● DIRECTION
Could you rewrite the data below, changing every "Percent of Population" to "Share of Population" and leaving everything else the same?

● INPUT MATERIAL
--- start ---
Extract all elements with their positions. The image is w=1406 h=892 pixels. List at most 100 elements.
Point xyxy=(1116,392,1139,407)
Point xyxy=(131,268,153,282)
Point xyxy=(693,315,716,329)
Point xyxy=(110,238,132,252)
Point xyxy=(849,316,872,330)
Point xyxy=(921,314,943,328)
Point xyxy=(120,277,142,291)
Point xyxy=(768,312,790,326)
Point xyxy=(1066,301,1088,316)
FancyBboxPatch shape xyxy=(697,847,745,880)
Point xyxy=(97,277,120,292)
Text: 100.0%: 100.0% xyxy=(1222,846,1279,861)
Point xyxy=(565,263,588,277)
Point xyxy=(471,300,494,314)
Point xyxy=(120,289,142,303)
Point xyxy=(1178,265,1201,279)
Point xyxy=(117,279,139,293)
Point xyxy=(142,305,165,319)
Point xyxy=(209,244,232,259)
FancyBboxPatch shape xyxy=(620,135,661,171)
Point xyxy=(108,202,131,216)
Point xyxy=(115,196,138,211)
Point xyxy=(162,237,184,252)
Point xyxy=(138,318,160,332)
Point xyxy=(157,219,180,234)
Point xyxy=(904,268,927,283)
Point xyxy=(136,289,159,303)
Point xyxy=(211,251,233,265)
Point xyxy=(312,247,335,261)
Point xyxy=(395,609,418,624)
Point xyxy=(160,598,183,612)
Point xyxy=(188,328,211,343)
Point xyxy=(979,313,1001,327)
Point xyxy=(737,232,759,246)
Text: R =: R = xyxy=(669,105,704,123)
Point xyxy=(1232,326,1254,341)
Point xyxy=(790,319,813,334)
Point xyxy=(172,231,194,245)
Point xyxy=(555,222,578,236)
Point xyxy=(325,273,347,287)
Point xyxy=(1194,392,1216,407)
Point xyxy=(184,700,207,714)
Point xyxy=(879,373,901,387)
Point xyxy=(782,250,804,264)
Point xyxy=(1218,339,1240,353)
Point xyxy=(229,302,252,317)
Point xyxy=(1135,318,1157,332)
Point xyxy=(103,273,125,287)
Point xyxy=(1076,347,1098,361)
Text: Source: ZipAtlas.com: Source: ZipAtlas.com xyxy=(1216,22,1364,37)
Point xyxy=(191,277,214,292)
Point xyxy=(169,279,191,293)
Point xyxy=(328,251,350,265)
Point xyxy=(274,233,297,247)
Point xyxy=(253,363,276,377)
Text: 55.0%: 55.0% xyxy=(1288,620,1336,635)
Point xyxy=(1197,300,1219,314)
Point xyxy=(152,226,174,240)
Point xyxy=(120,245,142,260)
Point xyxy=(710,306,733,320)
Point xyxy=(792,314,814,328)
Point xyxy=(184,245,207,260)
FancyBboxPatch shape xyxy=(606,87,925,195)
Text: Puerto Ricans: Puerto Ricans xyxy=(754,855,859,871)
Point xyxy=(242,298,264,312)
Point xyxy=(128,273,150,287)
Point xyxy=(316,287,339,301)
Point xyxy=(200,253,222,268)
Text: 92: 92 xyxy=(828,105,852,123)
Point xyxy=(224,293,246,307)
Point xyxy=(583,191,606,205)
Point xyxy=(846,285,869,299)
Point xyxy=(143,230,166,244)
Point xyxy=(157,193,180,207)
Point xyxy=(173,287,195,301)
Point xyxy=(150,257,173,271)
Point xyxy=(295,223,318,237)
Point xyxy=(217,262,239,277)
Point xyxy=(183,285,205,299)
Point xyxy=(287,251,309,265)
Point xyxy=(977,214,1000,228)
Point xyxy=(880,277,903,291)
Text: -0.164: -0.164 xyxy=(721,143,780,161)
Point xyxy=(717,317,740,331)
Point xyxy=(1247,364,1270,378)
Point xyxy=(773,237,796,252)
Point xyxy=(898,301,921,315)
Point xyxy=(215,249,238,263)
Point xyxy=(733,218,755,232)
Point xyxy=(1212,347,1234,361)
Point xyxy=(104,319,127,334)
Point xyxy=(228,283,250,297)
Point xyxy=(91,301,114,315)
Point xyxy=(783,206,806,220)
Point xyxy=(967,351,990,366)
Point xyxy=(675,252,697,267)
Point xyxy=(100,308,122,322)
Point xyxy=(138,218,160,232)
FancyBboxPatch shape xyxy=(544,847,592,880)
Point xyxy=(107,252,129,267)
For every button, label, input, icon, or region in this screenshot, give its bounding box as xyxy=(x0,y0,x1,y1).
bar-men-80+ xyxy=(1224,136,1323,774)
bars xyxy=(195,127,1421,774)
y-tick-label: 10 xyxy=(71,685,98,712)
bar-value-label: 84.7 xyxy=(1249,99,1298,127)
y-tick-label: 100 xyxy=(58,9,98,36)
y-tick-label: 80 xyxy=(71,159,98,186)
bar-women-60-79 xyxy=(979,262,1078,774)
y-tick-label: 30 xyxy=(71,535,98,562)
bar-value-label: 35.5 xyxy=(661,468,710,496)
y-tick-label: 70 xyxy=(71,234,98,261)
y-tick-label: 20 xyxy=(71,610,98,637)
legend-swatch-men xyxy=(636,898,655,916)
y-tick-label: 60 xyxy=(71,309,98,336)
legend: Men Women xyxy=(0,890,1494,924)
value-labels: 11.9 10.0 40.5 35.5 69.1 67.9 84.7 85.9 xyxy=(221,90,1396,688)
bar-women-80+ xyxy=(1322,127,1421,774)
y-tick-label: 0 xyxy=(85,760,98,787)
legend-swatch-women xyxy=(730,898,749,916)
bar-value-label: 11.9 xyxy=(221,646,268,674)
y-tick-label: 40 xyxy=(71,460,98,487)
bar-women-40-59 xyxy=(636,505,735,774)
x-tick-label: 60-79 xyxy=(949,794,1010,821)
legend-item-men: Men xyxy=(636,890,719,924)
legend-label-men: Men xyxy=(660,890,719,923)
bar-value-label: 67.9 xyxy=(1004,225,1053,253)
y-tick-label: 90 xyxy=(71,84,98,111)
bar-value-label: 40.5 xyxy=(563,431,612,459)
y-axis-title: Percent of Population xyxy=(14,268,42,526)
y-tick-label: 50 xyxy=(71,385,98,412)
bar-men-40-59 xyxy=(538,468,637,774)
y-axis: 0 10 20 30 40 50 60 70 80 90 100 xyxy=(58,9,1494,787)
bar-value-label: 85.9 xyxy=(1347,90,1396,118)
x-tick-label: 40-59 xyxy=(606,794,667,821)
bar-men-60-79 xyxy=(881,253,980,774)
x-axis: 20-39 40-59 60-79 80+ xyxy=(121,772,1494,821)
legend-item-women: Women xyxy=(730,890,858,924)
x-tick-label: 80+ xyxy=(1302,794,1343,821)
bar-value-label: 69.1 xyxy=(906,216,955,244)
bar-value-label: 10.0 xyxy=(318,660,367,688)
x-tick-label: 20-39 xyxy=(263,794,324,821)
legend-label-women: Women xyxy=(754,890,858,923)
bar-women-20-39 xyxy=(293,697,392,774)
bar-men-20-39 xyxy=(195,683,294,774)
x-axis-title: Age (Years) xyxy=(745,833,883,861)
--- end ---
● RESPONSE TO THE TASK
Extract all elements with their positions. The image is w=1406 h=892 pixels. List at most 100 elements.
Point xyxy=(1116,392,1139,407)
Point xyxy=(131,268,153,282)
Point xyxy=(693,315,716,329)
Point xyxy=(110,238,132,252)
Point xyxy=(849,316,872,330)
Point xyxy=(921,314,943,328)
Point xyxy=(120,277,142,291)
Point xyxy=(768,312,790,326)
Point xyxy=(1066,301,1088,316)
FancyBboxPatch shape xyxy=(697,847,745,880)
Point xyxy=(97,277,120,292)
Text: 100.0%: 100.0% xyxy=(1222,846,1279,861)
Point xyxy=(565,263,588,277)
Point xyxy=(471,300,494,314)
Point xyxy=(120,289,142,303)
Point xyxy=(1178,265,1201,279)
Point xyxy=(117,279,139,293)
Point xyxy=(142,305,165,319)
Point xyxy=(209,244,232,259)
FancyBboxPatch shape xyxy=(620,135,661,171)
Point xyxy=(108,202,131,216)
Point xyxy=(115,196,138,211)
Point xyxy=(162,237,184,252)
Point xyxy=(138,318,160,332)
Point xyxy=(157,219,180,234)
Point xyxy=(904,268,927,283)
Point xyxy=(136,289,159,303)
Point xyxy=(211,251,233,265)
Point xyxy=(312,247,335,261)
Point xyxy=(395,609,418,624)
Point xyxy=(160,598,183,612)
Point xyxy=(188,328,211,343)
Point xyxy=(979,313,1001,327)
Point xyxy=(737,232,759,246)
Text: R =: R = xyxy=(669,105,704,123)
Point xyxy=(1232,326,1254,341)
Point xyxy=(790,319,813,334)
Point xyxy=(172,231,194,245)
Point xyxy=(555,222,578,236)
Point xyxy=(325,273,347,287)
Point xyxy=(1194,392,1216,407)
Point xyxy=(184,700,207,714)
Point xyxy=(879,373,901,387)
Point xyxy=(782,250,804,264)
Point xyxy=(1218,339,1240,353)
Point xyxy=(229,302,252,317)
Point xyxy=(1135,318,1157,332)
Point xyxy=(103,273,125,287)
Point xyxy=(1076,347,1098,361)
Text: Source: ZipAtlas.com: Source: ZipAtlas.com xyxy=(1216,22,1364,37)
Point xyxy=(191,277,214,292)
Point xyxy=(169,279,191,293)
Point xyxy=(328,251,350,265)
Point xyxy=(274,233,297,247)
Point xyxy=(253,363,276,377)
Text: 55.0%: 55.0% xyxy=(1288,620,1336,635)
Point xyxy=(1197,300,1219,314)
Point xyxy=(152,226,174,240)
Point xyxy=(120,245,142,260)
Point xyxy=(710,306,733,320)
Point xyxy=(792,314,814,328)
Point xyxy=(184,245,207,260)
FancyBboxPatch shape xyxy=(606,87,925,195)
Text: Puerto Ricans: Puerto Ricans xyxy=(754,855,859,871)
Point xyxy=(242,298,264,312)
Point xyxy=(128,273,150,287)
Point xyxy=(316,287,339,301)
Point xyxy=(200,253,222,268)
Text: 92: 92 xyxy=(828,105,852,123)
Point xyxy=(224,293,246,307)
Point xyxy=(583,191,606,205)
Point xyxy=(846,285,869,299)
Point xyxy=(143,230,166,244)
Point xyxy=(157,193,180,207)
Point xyxy=(173,287,195,301)
Point xyxy=(150,257,173,271)
Point xyxy=(295,223,318,237)
Point xyxy=(217,262,239,277)
Point xyxy=(183,285,205,299)
Point xyxy=(287,251,309,265)
Point xyxy=(977,214,1000,228)
Point xyxy=(880,277,903,291)
Text: -0.164: -0.164 xyxy=(721,143,780,161)
Point xyxy=(717,317,740,331)
Point xyxy=(1247,364,1270,378)
Point xyxy=(773,237,796,252)
Point xyxy=(898,301,921,315)
Point xyxy=(215,249,238,263)
Point xyxy=(733,218,755,232)
Point xyxy=(1212,347,1234,361)
Point xyxy=(104,319,127,334)
Point xyxy=(228,283,250,297)
Point xyxy=(91,301,114,315)
Point xyxy=(783,206,806,220)
Point xyxy=(967,351,990,366)
Point xyxy=(675,252,697,267)
Point xyxy=(100,308,122,322)
Point xyxy=(138,218,160,232)
FancyBboxPatch shape xyxy=(544,847,592,880)
Point xyxy=(107,252,129,267)
For every button, label, input, icon, or region in this screenshot, give its bounding box as xyxy=(x0,y0,x1,y1).
bar-men-80+ xyxy=(1224,136,1323,774)
bars xyxy=(195,127,1421,774)
y-tick-label: 10 xyxy=(71,685,98,712)
bar-value-label: 84.7 xyxy=(1249,99,1298,127)
y-tick-label: 100 xyxy=(58,9,98,36)
y-tick-label: 80 xyxy=(71,159,98,186)
bar-women-60-79 xyxy=(979,262,1078,774)
y-tick-label: 30 xyxy=(71,535,98,562)
bar-value-label: 35.5 xyxy=(661,468,710,496)
y-tick-label: 70 xyxy=(71,234,98,261)
y-tick-label: 20 xyxy=(71,610,98,637)
legend-swatch-men xyxy=(636,898,655,916)
y-tick-label: 60 xyxy=(71,309,98,336)
legend: Men Women xyxy=(0,890,1494,924)
value-labels: 11.9 10.0 40.5 35.5 69.1 67.9 84.7 85.9 xyxy=(221,90,1396,688)
bar-women-80+ xyxy=(1322,127,1421,774)
y-tick-label: 0 xyxy=(85,760,98,787)
legend-swatch-women xyxy=(730,898,749,916)
bar-value-label: 11.9 xyxy=(221,646,268,674)
y-tick-label: 40 xyxy=(71,460,98,487)
bar-women-40-59 xyxy=(636,505,735,774)
x-tick-label: 60-79 xyxy=(949,794,1010,821)
legend-item-men: Men xyxy=(636,890,719,924)
legend-label-men: Men xyxy=(660,890,719,923)
bar-value-label: 67.9 xyxy=(1004,225,1053,253)
y-tick-label: 90 xyxy=(71,84,98,111)
bar-value-label: 40.5 xyxy=(563,431,612,459)
y-axis-title: Share of Population xyxy=(14,268,42,526)
y-tick-label: 50 xyxy=(71,385,98,412)
bar-men-40-59 xyxy=(538,468,637,774)
y-axis: 0 10 20 30 40 50 60 70 80 90 100 xyxy=(58,9,1494,787)
bar-value-label: 85.9 xyxy=(1347,90,1396,118)
x-tick-label: 40-59 xyxy=(606,794,667,821)
bar-men-60-79 xyxy=(881,253,980,774)
x-axis: 20-39 40-59 60-79 80+ xyxy=(121,772,1494,821)
legend-item-women: Women xyxy=(730,890,858,924)
x-tick-label: 80+ xyxy=(1302,794,1343,821)
bar-value-label: 69.1 xyxy=(906,216,955,244)
bar-value-label: 10.0 xyxy=(318,660,367,688)
x-tick-label: 20-39 xyxy=(263,794,324,821)
legend-label-women: Women xyxy=(754,890,858,923)
bar-women-20-39 xyxy=(293,697,392,774)
bar-men-20-39 xyxy=(195,683,294,774)
x-axis-title: Age (Years) xyxy=(745,833,883,861)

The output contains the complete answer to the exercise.